Structured figure records:
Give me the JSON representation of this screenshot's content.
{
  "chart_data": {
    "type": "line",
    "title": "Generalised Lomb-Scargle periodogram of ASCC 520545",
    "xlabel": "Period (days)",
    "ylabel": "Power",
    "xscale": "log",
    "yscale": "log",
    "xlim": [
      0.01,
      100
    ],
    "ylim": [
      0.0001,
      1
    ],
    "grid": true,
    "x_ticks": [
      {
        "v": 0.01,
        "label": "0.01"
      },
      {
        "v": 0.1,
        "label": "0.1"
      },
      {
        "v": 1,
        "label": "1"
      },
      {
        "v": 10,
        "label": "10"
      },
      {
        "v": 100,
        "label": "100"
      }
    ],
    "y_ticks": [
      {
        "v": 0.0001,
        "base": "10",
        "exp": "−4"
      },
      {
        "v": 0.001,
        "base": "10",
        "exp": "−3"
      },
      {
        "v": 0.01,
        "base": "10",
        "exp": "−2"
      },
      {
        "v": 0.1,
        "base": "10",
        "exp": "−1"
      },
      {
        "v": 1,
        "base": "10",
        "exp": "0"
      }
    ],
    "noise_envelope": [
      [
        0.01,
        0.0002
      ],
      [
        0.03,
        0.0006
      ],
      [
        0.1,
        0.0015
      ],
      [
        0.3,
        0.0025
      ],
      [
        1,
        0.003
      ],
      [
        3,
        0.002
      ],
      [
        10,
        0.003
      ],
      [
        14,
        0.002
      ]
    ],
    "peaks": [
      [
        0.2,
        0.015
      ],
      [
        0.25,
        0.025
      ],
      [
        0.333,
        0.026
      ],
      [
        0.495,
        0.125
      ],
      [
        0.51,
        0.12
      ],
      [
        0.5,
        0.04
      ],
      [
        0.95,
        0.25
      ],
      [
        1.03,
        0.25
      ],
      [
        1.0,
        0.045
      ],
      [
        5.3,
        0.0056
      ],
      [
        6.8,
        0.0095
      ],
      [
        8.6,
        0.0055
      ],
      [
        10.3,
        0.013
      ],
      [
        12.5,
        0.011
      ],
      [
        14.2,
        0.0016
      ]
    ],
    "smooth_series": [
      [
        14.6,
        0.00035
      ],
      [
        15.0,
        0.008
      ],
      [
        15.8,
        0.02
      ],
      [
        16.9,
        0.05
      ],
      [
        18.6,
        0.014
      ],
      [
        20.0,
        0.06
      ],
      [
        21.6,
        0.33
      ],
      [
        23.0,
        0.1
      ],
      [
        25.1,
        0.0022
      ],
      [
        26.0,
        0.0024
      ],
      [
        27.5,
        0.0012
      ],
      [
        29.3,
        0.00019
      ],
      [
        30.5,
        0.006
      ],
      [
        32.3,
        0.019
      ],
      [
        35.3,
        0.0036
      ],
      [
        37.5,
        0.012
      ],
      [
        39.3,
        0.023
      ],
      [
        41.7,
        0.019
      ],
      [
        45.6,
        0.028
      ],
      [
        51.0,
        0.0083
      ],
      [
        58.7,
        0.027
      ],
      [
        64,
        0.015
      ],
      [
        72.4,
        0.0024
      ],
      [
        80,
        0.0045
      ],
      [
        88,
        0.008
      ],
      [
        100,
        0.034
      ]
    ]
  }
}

• [Written problem] Produce an exact copy of every entry above.

• [Output below]
Give me the JSON representation of this screenshot's content.
{
  "chart_data": {
    "type": "line",
    "title": "Generalised Lomb-Scargle periodogram of ASCC 520545",
    "xlabel": "Period (days)",
    "ylabel": "Power",
    "xscale": "log",
    "yscale": "log",
    "xlim": [
      0.01,
      100
    ],
    "ylim": [
      0.0001,
      1
    ],
    "grid": true,
    "x_ticks": [
      {
        "v": 0.01,
        "label": "0.01"
      },
      {
        "v": 0.1,
        "label": "0.1"
      },
      {
        "v": 1,
        "label": "1"
      },
      {
        "v": 10,
        "label": "10"
      },
      {
        "v": 100,
        "label": "100"
      }
    ],
    "y_ticks": [
      {
        "v": 0.0001,
        "base": "10",
        "exp": "−4"
      },
      {
        "v": 0.001,
        "base": "10",
        "exp": "−3"
      },
      {
        "v": 0.01,
        "base": "10",
        "exp": "−2"
      },
      {
        "v": 0.1,
        "base": "10",
        "exp": "−1"
      },
      {
        "v": 1,
        "base": "10",
        "exp": "0"
      }
    ],
    "noise_envelope": [
      [
        0.01,
        0.0002
      ],
      [
        0.03,
        0.0006
      ],
      [
        0.1,
        0.0015
      ],
      [
        0.3,
        0.0025
      ],
      [
        1,
        0.003
      ],
      [
        3,
        0.002
      ],
      [
        10,
        0.003
      ],
      [
        14,
        0.002
      ]
    ],
    "peaks": [
      [
        0.2,
        0.015
      ],
      [
        0.25,
        0.025
      ],
      [
        0.333,
        0.026
      ],
      [
        0.495,
        0.125
      ],
      [
        0.51,
        0.12
      ],
      [
        0.5,
        0.04
      ],
      [
        0.95,
        0.25
      ],
      [
        1.03,
        0.25
      ],
      [
        1.0,
        0.045
      ],
      [
        5.3,
        0.0056
      ],
      [
        6.8,
        0.0095
      ],
      [
        8.6,
        0.0055
      ],
      [
        10.3,
        0.013
      ],
      [
        12.5,
        0.011
      ],
      [
        14.2,
        0.0016
      ]
    ],
    "smooth_series": [
      [
        14.6,
        0.00035
      ],
      [
        15.0,
        0.008
      ],
      [
        15.8,
        0.02
      ],
      [
        16.9,
        0.05
      ],
      [
        18.6,
        0.014
      ],
      [
        20.0,
        0.06
      ],
      [
        21.6,
        0.33
      ],
      [
        23.0,
        0.1
      ],
      [
        25.1,
        0.0022
      ],
      [
        26.0,
        0.0024
      ],
      [
        27.5,
        0.0012
      ],
      [
        29.3,
        0.00019
      ],
      [
        30.5,
        0.006
      ],
      [
        32.3,
        0.019
      ],
      [
        35.3,
        0.0036
      ],
      [
        37.5,
        0.012
      ],
      [
        39.3,
        0.023
      ],
      [
        41.7,
        0.019
      ],
      [
        45.6,
        0.028
      ],
      [
        51.0,
        0.0083
      ],
      [
        58.7,
        0.027
      ],
      [
        64,
        0.015
      ],
      [
        72.4,
        0.0024
      ],
      [
        80,
        0.0045
      ],
      [
        88,
        0.008
      ],
      [
        100,
        0.034
      ]
    ]
  }
}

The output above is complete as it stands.